Пожалуйста, перепишите дословно часть предоставленного текста, начиная со слов «Джилл не смогла» и вплоть до слов «чего нужен CRISPR.».
------ ПРЕДОСТАВЛЕННЫЙ ТЕКСТ ------
Напоследок, в качестве последнего козыря, Джилл выложила на стол самую новую статью о CRISPR. Опубликованная коллективом исследователей из Национальных институтов здравоохранения под руководством Киры Макаровой и Евгения Кунина[49], она называлась “Гипотетическая иммунная система прокариот, основанная на РНК-интерференции” (A Putative RNA-Interference-Based Immune System in Prokaryotes). Этот заголовок моментально привлек мое внимание. Хотя в этой статье, как и в трех предыдущих, явно недоставало убедительных экспериментальных данных, ее авторы проделали значительную работу, собрав всю доступную информацию о CRISPR. Сопоставив результаты множества более ранних исследований с экспертной оценкой распространения CRISPR у различных видов, они собрали из этих кусочков заманчивую новую гипотезу о том, что РНК служит ключевой составляющей иммунной системы одноклеточных организмов, таких как бактерии, и что эта система может быть функционально сходной с одним из объектов моих исследований, РНК-интерференцией.
Джилл не смогла бы найти лучшей приманки, чтобы завлечь меня в свои исследования. Не только вся моя научная деятельность до того момента была посвящена изучению молекул РНК, но я еще все больше концентрировалась на процессах РНК-интерференции в человеческих клетках. А тут еще Макарова и Кунин предполагали, что CRISPR представляет собой бактериальный аналог РНК-интерференции. Если это было верно, то моя лаборатория отлично подходит для того, чтобы разобраться с этим новым загадочным биологическим явлением. А перспективы были более чем соблазнительными, поскольку никто еще не провел экспериментов для подтверждения или опровержения теорий о биологическом смысле CRISPR – все только и делали, что плодили эти теории. Для биохимиков, таких как я, это был идеальный момент, чтобы ввязаться в борьбу за понимание того, как работает и для чего нужен CRISPR.
В завершение встречи с Джилл я поблагодарила ее и пообещала быть на связи. Мне нужно было переварить всю новую информацию и просчитать плюсы и минусы добавления исследований CRISPR к текущим проектам моей лаборатории. Если я соглашаюсь заниматься этой темой, мне понадобится ученый, постоянно занятый координацией работы по ней, так как у меня самой не хватило бы времени возглавить новый проект: я была слишком занята руководством лабораторией в целом.
Мне также нужно было освежить свои знания о мире бактерий и о вирусах, которые поражают эти бактерии. Я опубликовала немало научных статей о вирусе гепатита С, я изучала вирус гриппа с новым постдоком в собственной лаборатории, и я знала, что механизм РНК-интерференции тесно связан с противовирусной защитой растений и животных. Но я никогда не изучала вирусы бактерий и даже не особенно задумывалась о них. Если я собираюсь присоединиться к исследованиям Джилл, это положение дел нужно было менять.
------ ИСХОДНЫЕ ДАННЫЕ ------
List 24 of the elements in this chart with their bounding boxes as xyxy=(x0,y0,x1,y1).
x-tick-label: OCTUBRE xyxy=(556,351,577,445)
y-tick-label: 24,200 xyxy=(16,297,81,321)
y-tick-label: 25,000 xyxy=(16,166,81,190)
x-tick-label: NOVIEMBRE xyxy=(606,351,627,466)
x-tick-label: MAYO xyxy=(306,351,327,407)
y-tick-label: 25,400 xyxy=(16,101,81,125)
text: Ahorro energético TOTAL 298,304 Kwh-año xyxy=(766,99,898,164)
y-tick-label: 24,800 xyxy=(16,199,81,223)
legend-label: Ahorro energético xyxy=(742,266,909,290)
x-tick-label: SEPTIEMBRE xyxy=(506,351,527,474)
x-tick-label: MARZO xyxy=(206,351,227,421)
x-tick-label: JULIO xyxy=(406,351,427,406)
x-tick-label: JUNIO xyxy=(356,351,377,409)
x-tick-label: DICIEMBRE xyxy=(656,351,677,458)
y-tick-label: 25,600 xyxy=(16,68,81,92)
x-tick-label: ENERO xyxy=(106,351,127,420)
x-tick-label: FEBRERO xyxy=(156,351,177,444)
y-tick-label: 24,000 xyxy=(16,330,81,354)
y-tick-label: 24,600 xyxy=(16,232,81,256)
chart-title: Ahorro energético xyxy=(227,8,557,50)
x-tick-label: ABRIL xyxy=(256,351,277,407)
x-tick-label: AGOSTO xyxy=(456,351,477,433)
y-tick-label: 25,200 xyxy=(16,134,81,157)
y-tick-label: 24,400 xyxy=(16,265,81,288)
------
**ПОЛЕ ОТВЕТА:**
Джилл не смогла бы найти лучшей приманки, чтобы завлечь меня в свои исследования. Не только вся моя научная деятельность до того момента была посвящена изучению молекул РНК, но я еще все больше концентрировалась на процессах РНК-интерференции в человеческих клетках. А тут еще Макарова и Кунин предполагали, что CRISPR представляет собой бактериальный аналог РНК-интерференции. Если это было верно, то моя лаборатория отлично подходит для того, чтобы разобраться с этим новым загадочным биологическим явлением. А перспективы были более чем соблазнительными, поскольку никто еще не провел экспериментов для подтверждения или опровержения теорий о биологическом смысле CRISPR – все только и делали, что плодили эти теории. Для биохимиков, таких как я, это был идеальный момент, чтобы ввязаться в борьбу за понимание того, как работает и для чего нужен CRISPR.